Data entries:
++++++++++

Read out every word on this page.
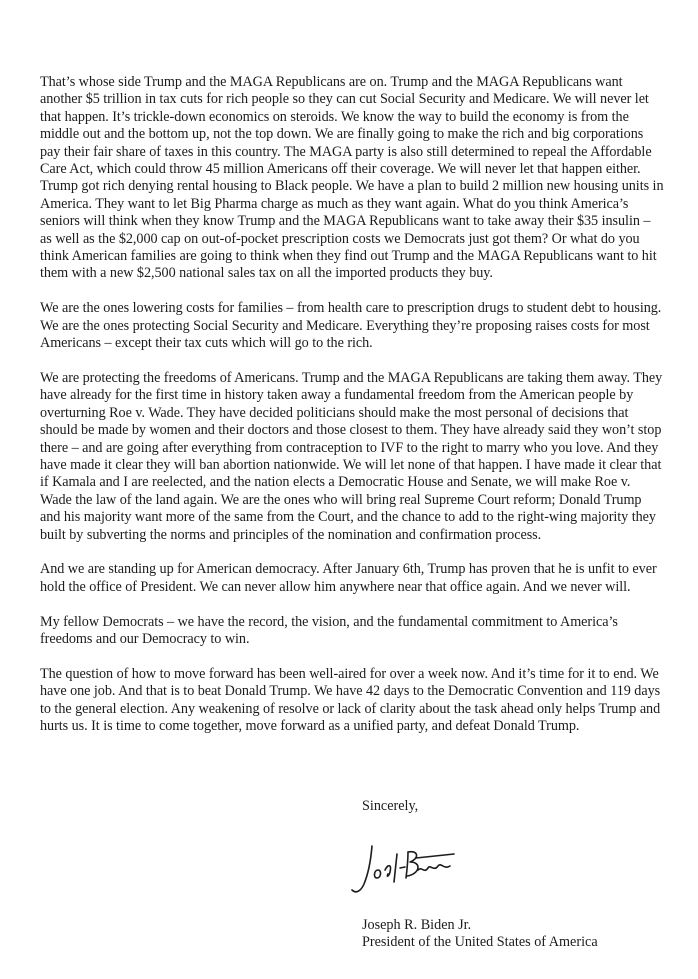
That’s whose side Trump and the MAGA Republicans are on. Trump and the MAGA Republicans want another $5 trillion in tax cuts for rich people so they can cut Social Security and Medicare. We will never let that happen. It’s trickle-down economics on steroids. We know the way to build the economy is from the middle out and the bottom up, not the top down. We are finally going to make the rich and big corporations pay their fair share of taxes in this country. The MAGA party is also still determined to repeal the Affordable Care Act, which could throw 45 million Americans off their coverage. We will never let that happen either. Trump got rich denying rental housing to Black people. We have a plan to build 2 million new housing units in America. They want to let Big Pharma charge as much as they want again. What do you think America’s seniors will think when they know Trump and the MAGA Republicans want to take away their $35 insulin – as well as the $2,000 cap on out-of-pocket prescription costs we Democrats just got them? Or what do you think American families are going to think when they find out Trump and the MAGA Republicans want to hit them with a new $2,500 national sales tax on all the imported products they buy.

We are the ones lowering costs for families – from health care to prescription drugs to student debt to housing. We are the ones protecting Social Security and Medicare. Everything they’re proposing raises costs for most Americans – except their tax cuts which will go to the rich.

We are protecting the freedoms of Americans. Trump and the MAGA Republicans are taking them away. They have already for the first time in history taken away a fundamental freedom from the American people by overturning Roe v. Wade. They have decided politicians should make the most personal of decisions that should be made by women and their doctors and those closest to them. They have already said they won’t stop there – and are going after everything from contraception to IVF to the right to marry who you love. And they have made it clear they will ban abortion nationwide. We will let none of that happen. I have made it clear that if Kamala and I are reelected, and the nation elects a Democratic House and Senate, we will make Roe v. Wade the law of the land again. We are the ones who will bring real Supreme Court reform; Donald Trump and his majority want more of the same from the Court, and the chance to add to the right-wing majority they built by subverting the norms and principles of the nomination and confirmation process.

And we are standing up for American democracy. After January 6th, Trump has proven that he is unfit to ever hold the office of President. We can never allow him anywhere near that office again. And we never will.

My fellow Democrats – we have the record, the vision, and the fundamental commitment to America’s freedoms and our Democracy to win.

The question of how to move forward has been well-aired for over a week now. And it’s time for it to end. We have one job. And that is to beat Donald Trump. We have 42 days to the Democratic Convention and 119 days to the general election. Any weakening of resolve or lack of clarity about the task ahead only helps Trump and hurts us. It is time to come together, move forward as a unified party, and defeat Donald Trump.

Sincerely,
Joseph R. Biden Jr.
President of the United States of America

++++++++++

GOAL: Repeat the material above in full and exactly, apart from the pictures.

REPLY:
Read out every word on this page.
That’s whose side Trump and the MAGA Republicans are on. Trump and the MAGA Republicans want another $5 trillion in tax cuts for rich people so they can cut Social Security and Medicare. We will never let that happen. It’s trickle-down economics on steroids. We know the way to build the economy is from the middle out and the bottom up, not the top down. We are finally going to make the rich and big corporations pay their fair share of taxes in this country. The MAGA party is also still determined to repeal the Affordable Care Act, which could throw 45 million Americans off their coverage. We will never let that happen either. Trump got rich denying rental housing to Black people. We have a plan to build 2 million new housing units in America. They want to let Big Pharma charge as much as they want again. What do you think America’s seniors will think when they know Trump and the MAGA Republicans want to take away their $35 insulin – as well as the $2,000 cap on out-of-pocket prescription costs we Democrats just got them? Or what do you think American families are going to think when they find out Trump and the MAGA Republicans want to hit them with a new $2,500 national sales tax on all the imported products they buy.

We are the ones lowering costs for families – from health care to prescription drugs to student debt to housing. We are the ones protecting Social Security and Medicare. Everything they’re proposing raises costs for most Americans – except their tax cuts which will go to the rich.

We are protecting the freedoms of Americans. Trump and the MAGA Republicans are taking them away. They have already for the first time in history taken away a fundamental freedom from the American people by overturning Roe v. Wade. They have decided politicians should make the most personal of decisions that should be made by women and their doctors and those closest to them. They have already said they won’t stop there – and are going after everything from contraception to IVF to the right to marry who you love. And they have made it clear they will ban abortion nationwide. We will let none of that happen. I have made it clear that if Kamala and I are reelected, and the nation elects a Democratic House and Senate, we will make Roe v. Wade the law of the land again. We are the ones who will bring real Supreme Court reform; Donald Trump and his majority want more of the same from the Court, and the chance to add to the right-wing majority they built by subverting the norms and principles of the nomination and confirmation process.

And we are standing up for American democracy. After January 6th, Trump has proven that he is unfit to ever hold the office of President. We can never allow him anywhere near that office again. And we never will.

My fellow Democrats – we have the record, the vision, and the fundamental commitment to America’s freedoms and our Democracy to win.

The question of how to move forward has been well-aired for over a week now. And it’s time for it to end. We have one job. And that is to beat Donald Trump. We have 42 days to the Democratic Convention and 119 days to the general election. Any weakening of resolve or lack of clarity about the task ahead only helps Trump and hurts us. It is time to come together, move forward as a unified party, and defeat Donald Trump.

Sincerely,
Joseph R. Biden Jr.
President of the United States of America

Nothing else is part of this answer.